__Material provided__
--------

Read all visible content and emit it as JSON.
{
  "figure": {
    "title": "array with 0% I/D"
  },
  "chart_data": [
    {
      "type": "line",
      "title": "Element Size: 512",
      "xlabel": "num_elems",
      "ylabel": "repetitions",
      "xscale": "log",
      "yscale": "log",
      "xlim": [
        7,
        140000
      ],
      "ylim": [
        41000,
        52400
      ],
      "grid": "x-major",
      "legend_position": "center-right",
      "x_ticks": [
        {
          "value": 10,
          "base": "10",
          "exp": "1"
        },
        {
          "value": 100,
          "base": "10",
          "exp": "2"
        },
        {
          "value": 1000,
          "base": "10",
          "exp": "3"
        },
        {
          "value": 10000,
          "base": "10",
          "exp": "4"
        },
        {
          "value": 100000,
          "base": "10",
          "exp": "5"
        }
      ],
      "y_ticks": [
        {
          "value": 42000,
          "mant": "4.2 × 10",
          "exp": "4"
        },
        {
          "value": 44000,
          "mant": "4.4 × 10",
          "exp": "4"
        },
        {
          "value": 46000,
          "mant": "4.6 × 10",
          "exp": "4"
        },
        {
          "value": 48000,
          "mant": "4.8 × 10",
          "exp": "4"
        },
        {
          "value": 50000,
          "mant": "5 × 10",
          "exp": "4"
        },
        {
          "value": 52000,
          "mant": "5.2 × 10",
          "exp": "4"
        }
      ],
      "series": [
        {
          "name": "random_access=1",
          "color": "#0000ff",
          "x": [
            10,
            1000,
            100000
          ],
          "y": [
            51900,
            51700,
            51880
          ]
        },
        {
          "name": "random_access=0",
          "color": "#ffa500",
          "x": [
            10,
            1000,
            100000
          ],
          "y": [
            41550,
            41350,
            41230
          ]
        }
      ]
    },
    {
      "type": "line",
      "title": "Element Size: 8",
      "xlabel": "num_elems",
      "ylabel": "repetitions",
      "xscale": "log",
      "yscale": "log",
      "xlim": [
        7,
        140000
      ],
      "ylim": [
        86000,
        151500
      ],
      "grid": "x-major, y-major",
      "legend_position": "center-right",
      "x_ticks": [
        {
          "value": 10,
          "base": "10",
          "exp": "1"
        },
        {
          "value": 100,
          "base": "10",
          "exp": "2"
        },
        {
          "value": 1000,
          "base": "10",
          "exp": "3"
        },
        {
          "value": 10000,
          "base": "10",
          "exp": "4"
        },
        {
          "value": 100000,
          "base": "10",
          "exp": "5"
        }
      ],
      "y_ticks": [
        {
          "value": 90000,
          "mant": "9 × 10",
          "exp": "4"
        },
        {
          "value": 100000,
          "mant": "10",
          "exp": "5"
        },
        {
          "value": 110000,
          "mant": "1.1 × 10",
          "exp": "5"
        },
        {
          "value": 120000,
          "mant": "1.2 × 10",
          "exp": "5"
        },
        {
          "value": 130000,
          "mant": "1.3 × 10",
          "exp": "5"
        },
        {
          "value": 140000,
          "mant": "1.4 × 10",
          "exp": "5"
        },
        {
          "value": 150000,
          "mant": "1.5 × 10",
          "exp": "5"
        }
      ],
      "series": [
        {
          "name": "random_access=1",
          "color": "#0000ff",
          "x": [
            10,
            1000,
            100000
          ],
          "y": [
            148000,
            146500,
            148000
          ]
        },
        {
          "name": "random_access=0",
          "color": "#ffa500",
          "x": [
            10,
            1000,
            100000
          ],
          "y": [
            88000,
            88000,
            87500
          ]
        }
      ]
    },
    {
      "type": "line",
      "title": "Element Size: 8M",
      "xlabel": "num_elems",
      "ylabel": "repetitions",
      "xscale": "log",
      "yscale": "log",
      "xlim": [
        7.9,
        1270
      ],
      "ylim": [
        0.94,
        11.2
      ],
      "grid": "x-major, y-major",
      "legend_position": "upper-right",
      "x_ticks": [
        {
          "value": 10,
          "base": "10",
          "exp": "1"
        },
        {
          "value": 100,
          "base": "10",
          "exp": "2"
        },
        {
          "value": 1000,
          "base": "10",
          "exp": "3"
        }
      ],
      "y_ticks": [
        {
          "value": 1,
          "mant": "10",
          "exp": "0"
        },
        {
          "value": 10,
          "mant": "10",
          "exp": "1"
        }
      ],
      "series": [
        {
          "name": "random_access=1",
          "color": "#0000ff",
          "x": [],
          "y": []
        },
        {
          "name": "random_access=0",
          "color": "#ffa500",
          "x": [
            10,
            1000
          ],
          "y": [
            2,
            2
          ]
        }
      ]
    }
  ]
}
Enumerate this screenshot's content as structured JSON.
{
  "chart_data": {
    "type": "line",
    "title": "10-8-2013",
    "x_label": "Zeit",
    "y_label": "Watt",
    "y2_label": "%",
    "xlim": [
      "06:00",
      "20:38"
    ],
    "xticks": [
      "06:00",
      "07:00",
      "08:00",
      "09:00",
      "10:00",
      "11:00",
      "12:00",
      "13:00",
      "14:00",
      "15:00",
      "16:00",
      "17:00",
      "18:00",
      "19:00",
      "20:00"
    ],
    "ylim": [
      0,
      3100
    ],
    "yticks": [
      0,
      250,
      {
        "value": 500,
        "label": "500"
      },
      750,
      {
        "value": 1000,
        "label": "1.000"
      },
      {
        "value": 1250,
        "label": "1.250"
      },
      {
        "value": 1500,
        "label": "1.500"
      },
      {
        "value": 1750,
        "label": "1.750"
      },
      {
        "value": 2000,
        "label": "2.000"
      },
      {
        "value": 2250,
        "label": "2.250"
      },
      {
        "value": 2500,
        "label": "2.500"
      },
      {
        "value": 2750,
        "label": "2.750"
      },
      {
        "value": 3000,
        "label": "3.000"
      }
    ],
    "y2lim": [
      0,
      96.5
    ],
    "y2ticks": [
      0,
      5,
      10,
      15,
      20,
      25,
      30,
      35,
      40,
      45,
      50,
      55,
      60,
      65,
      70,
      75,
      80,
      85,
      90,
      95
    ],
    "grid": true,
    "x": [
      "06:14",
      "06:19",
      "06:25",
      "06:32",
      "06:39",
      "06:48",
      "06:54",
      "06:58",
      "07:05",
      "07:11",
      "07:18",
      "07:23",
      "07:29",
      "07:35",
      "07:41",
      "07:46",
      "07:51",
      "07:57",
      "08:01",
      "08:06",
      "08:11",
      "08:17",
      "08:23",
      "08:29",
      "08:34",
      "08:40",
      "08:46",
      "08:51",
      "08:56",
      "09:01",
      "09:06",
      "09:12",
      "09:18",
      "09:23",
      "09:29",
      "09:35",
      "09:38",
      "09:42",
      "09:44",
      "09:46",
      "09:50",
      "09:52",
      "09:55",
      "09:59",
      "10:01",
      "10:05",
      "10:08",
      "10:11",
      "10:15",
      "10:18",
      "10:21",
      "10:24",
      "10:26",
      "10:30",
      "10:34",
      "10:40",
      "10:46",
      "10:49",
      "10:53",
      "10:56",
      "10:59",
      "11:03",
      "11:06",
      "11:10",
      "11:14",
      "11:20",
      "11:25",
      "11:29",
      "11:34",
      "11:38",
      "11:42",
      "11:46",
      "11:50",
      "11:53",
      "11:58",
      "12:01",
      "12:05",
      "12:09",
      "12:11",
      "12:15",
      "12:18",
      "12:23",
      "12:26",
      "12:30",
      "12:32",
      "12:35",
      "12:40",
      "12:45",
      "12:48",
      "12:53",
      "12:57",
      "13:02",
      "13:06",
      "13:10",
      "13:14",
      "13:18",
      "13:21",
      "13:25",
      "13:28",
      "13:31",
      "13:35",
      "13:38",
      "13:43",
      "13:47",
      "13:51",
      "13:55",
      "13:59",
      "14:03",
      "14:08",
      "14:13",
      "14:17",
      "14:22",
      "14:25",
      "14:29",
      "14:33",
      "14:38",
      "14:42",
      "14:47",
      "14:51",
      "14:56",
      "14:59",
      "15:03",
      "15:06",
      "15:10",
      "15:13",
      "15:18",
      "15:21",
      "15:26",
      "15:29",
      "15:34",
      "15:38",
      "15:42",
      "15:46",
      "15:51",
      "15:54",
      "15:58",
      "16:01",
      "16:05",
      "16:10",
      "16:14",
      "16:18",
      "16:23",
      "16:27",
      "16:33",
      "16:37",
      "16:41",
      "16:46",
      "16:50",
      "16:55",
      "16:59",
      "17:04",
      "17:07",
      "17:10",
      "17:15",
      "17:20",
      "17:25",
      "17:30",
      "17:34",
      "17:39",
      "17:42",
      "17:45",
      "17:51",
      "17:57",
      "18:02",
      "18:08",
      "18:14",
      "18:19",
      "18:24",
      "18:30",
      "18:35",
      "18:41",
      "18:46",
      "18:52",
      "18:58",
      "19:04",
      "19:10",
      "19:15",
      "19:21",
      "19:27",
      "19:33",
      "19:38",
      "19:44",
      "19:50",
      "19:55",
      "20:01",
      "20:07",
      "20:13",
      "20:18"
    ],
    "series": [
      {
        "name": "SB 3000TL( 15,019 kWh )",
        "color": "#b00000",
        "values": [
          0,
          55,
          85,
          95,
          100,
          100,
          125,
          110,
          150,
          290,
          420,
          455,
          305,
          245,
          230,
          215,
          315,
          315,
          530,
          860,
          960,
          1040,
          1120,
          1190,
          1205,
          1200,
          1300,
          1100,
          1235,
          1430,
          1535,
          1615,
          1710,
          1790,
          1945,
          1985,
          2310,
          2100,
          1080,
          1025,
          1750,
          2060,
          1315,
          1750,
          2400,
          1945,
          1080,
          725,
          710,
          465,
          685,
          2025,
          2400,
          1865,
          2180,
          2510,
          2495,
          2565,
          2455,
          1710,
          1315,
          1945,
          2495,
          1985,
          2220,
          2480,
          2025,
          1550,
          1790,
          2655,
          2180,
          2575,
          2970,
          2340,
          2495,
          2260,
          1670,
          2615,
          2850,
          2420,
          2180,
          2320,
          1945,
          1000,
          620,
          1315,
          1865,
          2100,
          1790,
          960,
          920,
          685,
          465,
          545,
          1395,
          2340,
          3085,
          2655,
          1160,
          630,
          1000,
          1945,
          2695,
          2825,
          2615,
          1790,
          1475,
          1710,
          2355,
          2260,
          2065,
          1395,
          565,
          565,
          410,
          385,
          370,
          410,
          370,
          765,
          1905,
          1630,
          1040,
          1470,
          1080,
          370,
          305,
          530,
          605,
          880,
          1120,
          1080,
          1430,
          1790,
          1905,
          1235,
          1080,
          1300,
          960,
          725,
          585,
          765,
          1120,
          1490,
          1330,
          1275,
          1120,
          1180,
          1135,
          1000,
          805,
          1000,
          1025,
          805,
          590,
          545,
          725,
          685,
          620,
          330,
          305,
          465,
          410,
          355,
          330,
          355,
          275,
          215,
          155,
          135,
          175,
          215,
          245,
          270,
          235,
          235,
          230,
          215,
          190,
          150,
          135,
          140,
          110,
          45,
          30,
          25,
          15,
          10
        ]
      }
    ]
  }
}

--------

__The problem__
Where a line in the entries holds the word "content", copy that line.

__Solution for this exercise__
Read all visible content and emit it as JSON.
Enumerate this screenshot's content as structured JSON.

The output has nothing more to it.